Input records
◇ ◇ ◇
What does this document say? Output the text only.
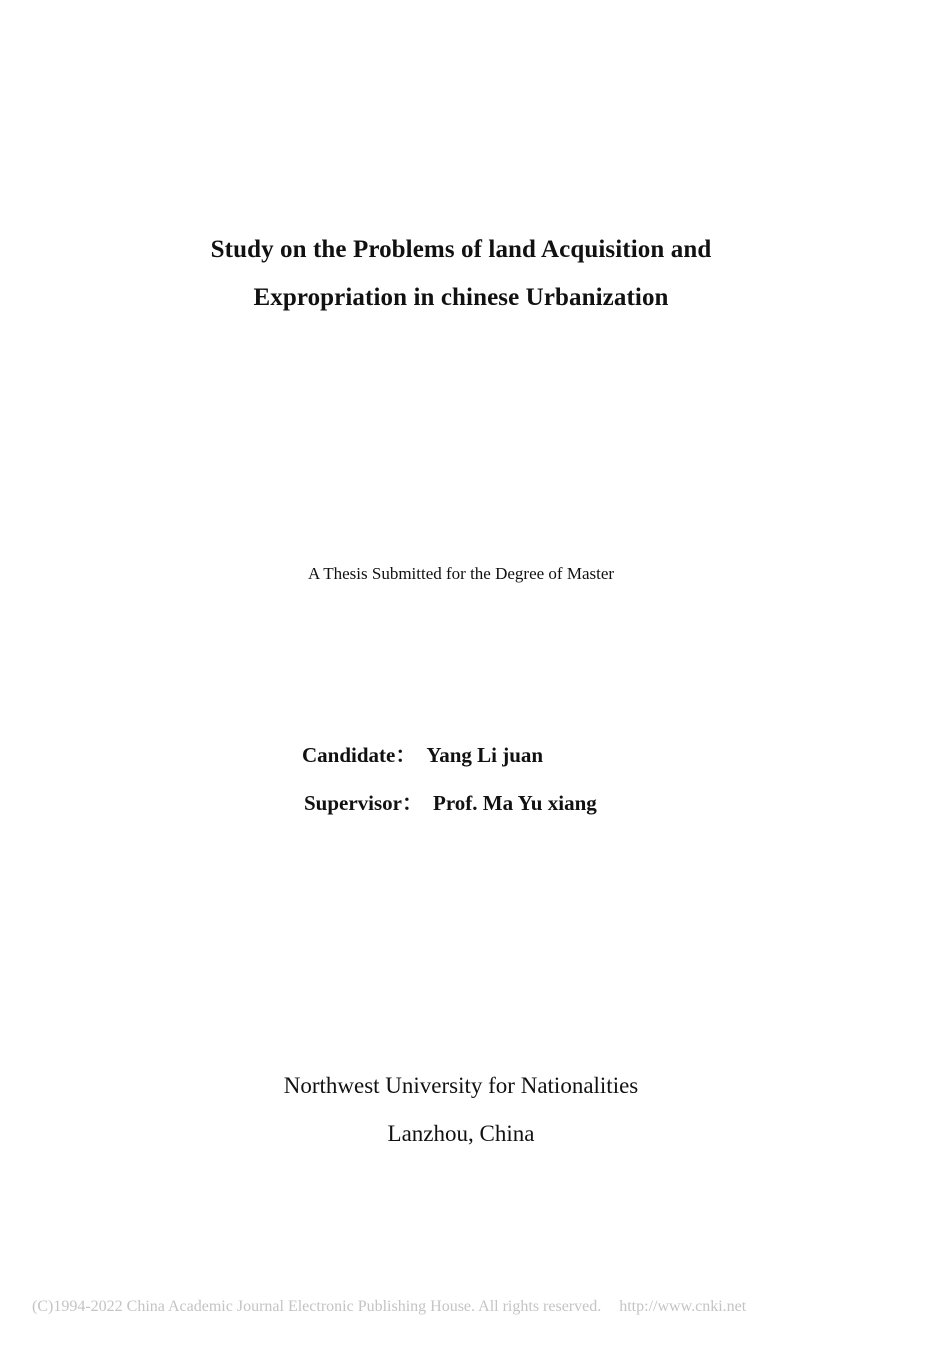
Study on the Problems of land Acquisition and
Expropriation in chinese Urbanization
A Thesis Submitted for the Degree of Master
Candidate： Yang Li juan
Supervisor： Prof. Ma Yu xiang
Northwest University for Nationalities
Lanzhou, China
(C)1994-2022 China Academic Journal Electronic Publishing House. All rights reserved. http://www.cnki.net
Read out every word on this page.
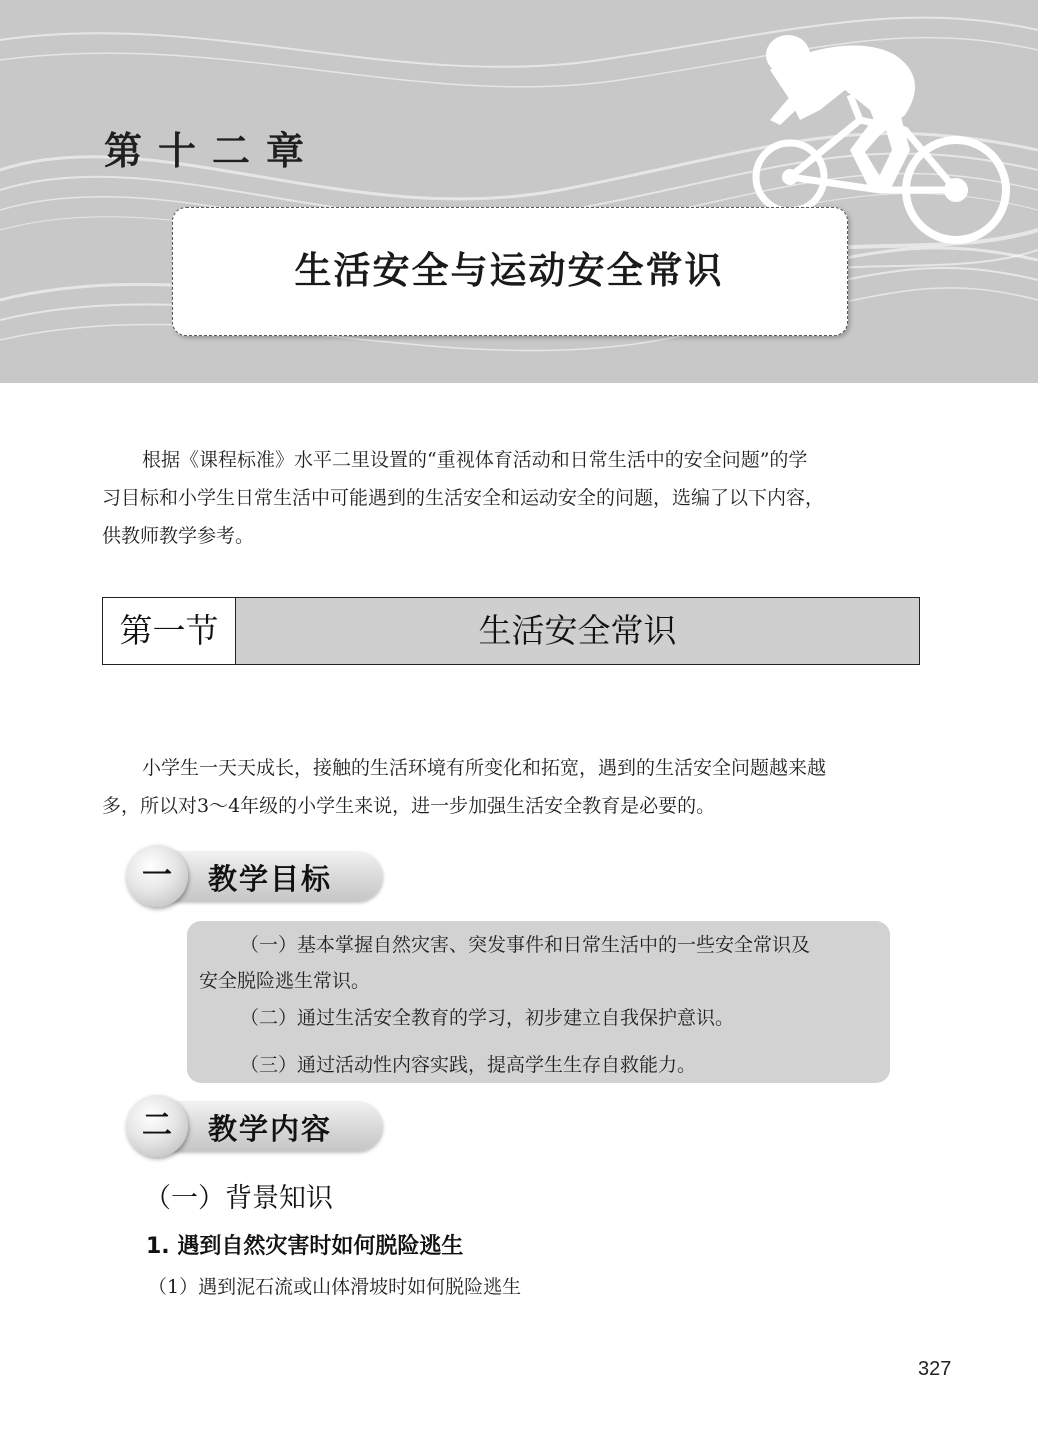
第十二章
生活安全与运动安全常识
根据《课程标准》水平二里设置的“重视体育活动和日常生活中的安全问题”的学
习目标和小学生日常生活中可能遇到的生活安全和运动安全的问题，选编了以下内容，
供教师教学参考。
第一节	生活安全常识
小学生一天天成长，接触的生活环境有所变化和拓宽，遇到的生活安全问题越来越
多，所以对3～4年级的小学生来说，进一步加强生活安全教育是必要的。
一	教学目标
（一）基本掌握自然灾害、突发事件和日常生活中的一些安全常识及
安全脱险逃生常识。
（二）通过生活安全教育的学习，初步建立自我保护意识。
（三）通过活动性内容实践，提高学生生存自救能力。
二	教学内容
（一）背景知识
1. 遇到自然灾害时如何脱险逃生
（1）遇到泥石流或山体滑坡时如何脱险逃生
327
◇ ◇ ◇
Task description
Reproduce nothing but the lines that run from the line containing "Read out every word on this page." through the last line of the records, inclusive. Omit the pictures.

Written reply
Read out every word on this page.
第十二章
生活安全与运动安全常识
根据《课程标准》水平二里设置的“重视体育活动和日常生活中的安全问题”的学
习目标和小学生日常生活中可能遇到的生活安全和运动安全的问题，选编了以下内容，
供教师教学参考。
第一节	生活安全常识
小学生一天天成长，接触的生活环境有所变化和拓宽，遇到的生活安全问题越来越
多，所以对3～4年级的小学生来说，进一步加强生活安全教育是必要的。
一	教学目标
（一）基本掌握自然灾害、突发事件和日常生活中的一些安全常识及
安全脱险逃生常识。
（二）通过生活安全教育的学习，初步建立自我保护意识。
（三）通过活动性内容实践，提高学生生存自救能力。
二	教学内容
（一）背景知识
1. 遇到自然灾害时如何脱险逃生
（1）遇到泥石流或山体滑坡时如何脱险逃生
327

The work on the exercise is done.